▸ **Instruction**:
Please transcribe the data below exactly. Leave the pictures out.
-- START OF Provided data --
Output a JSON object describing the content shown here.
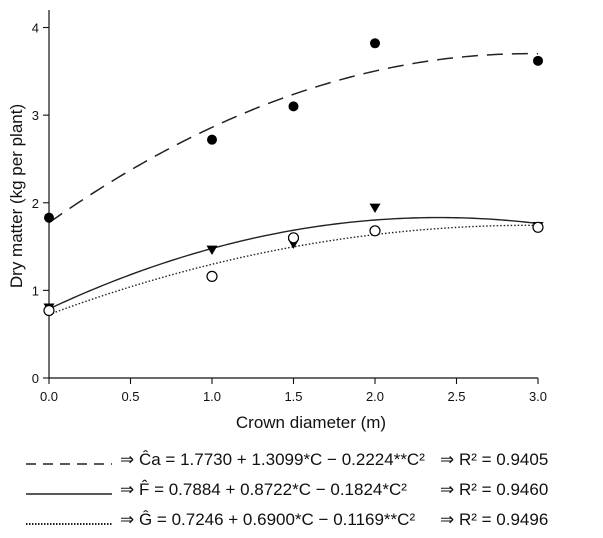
{
  "chart_data": {
    "type": "scatter",
    "xlabel": "Crown diameter (m)",
    "ylabel": "Dry matter (kg per plant)",
    "xlim": [
      0,
      3.0
    ],
    "ylim": [
      0,
      4.2
    ],
    "x_ticks": [
      "0.0",
      "0.5",
      "1.0",
      "1.5",
      "2.0",
      "2.5",
      "3.0"
    ],
    "y_ticks": [
      "0",
      "1",
      "2",
      "3",
      "4"
    ],
    "x_tick_values": [
      0,
      0.5,
      1.0,
      1.5,
      2.0,
      2.5,
      3.0
    ],
    "y_tick_values": [
      0,
      1,
      2,
      3,
      4
    ],
    "grid": false,
    "series": [
      {
        "key": "Ca",
        "marker": "filled-circle",
        "line_style": "dashed",
        "x": [
          0,
          1,
          1.5,
          2,
          3
        ],
        "y": [
          1.83,
          2.72,
          3.1,
          3.82,
          3.62
        ],
        "fit": [
          1.773,
          1.3099,
          -0.2224
        ]
      },
      {
        "key": "F",
        "marker": "filled-triangle-down",
        "line_style": "solid",
        "x": [
          0,
          1,
          1.5,
          2,
          3
        ],
        "y": [
          0.8,
          1.46,
          1.53,
          1.94,
          1.73
        ],
        "fit": [
          0.7884,
          0.8722,
          -0.1824
        ]
      },
      {
        "key": "G",
        "marker": "open-circle",
        "line_style": "dotted",
        "x": [
          0,
          1,
          1.5,
          2,
          3
        ],
        "y": [
          0.77,
          1.16,
          1.6,
          1.68,
          1.72
        ],
        "fit": [
          0.7246,
          0.69,
          -0.1169
        ]
      }
    ]
  },
  "legend": [
    {
      "line_style": "dashed",
      "equation": "⇒ Ĉa = 1.7730 + 1.3099*C − 0.2224**C²",
      "r2": "⇒  R² = 0.9405"
    },
    {
      "line_style": "solid",
      "equation": "⇒ F̂ = 0.7884 + 0.8722*C − 0.1824*C²",
      "r2": "⇒  R² = 0.9460"
    },
    {
      "line_style": "dotted",
      "equation": "⇒ Ĝ = 0.7246 + 0.6900*C − 0.1169**C²",
      "r2": "⇒  R² = 0.9496"
    }
  ]
}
-- END OF Provided data --
▸ **Worked solution**:
Output a JSON object describing the content shown here.
{
  "chart_data": {
    "type": "scatter",
    "xlabel": "Crown diameter (m)",
    "ylabel": "Dry matter (kg per plant)",
    "xlim": [
      0,
      3.0
    ],
    "ylim": [
      0,
      4.2
    ],
    "x_ticks": [
      "0.0",
      "0.5",
      "1.0",
      "1.5",
      "2.0",
      "2.5",
      "3.0"
    ],
    "y_ticks": [
      "0",
      "1",
      "2",
      "3",
      "4"
    ],
    "x_tick_values": [
      0,
      0.5,
      1.0,
      1.5,
      2.0,
      2.5,
      3.0
    ],
    "y_tick_values": [
      0,
      1,
      2,
      3,
      4
    ],
    "grid": false,
    "series": [
      {
        "key": "Ca",
        "marker": "filled-circle",
        "line_style": "dashed",
        "x": [
          0,
          1,
          1.5,
          2,
          3
        ],
        "y": [
          1.83,
          2.72,
          3.1,
          3.82,
          3.62
        ],
        "fit": [
          1.773,
          1.3099,
          -0.2224
        ]
      },
      {
        "key": "F",
        "marker": "filled-triangle-down",
        "line_style": "solid",
        "x": [
          0,
          1,
          1.5,
          2,
          3
        ],
        "y": [
          0.8,
          1.46,
          1.53,
          1.94,
          1.73
        ],
        "fit": [
          0.7884,
          0.8722,
          -0.1824
        ]
      },
      {
        "key": "G",
        "marker": "open-circle",
        "line_style": "dotted",
        "x": [
          0,
          1,
          1.5,
          2,
          3
        ],
        "y": [
          0.77,
          1.16,
          1.6,
          1.68,
          1.72
        ],
        "fit": [
          0.7246,
          0.69,
          -0.1169
        ]
      }
    ]
  },
  "legend": [
    {
      "line_style": "dashed",
      "equation": "⇒ Ĉa = 1.7730 + 1.3099*C − 0.2224**C²",
      "r2": "⇒  R² = 0.9405"
    },
    {
      "line_style": "solid",
      "equation": "⇒ F̂ = 0.7884 + 0.8722*C − 0.1824*C²",
      "r2": "⇒  R² = 0.9460"
    },
    {
      "line_style": "dotted",
      "equation": "⇒ Ĝ = 0.7246 + 0.6900*C − 0.1169**C²",
      "r2": "⇒  R² = 0.9496"
    }
  ]
}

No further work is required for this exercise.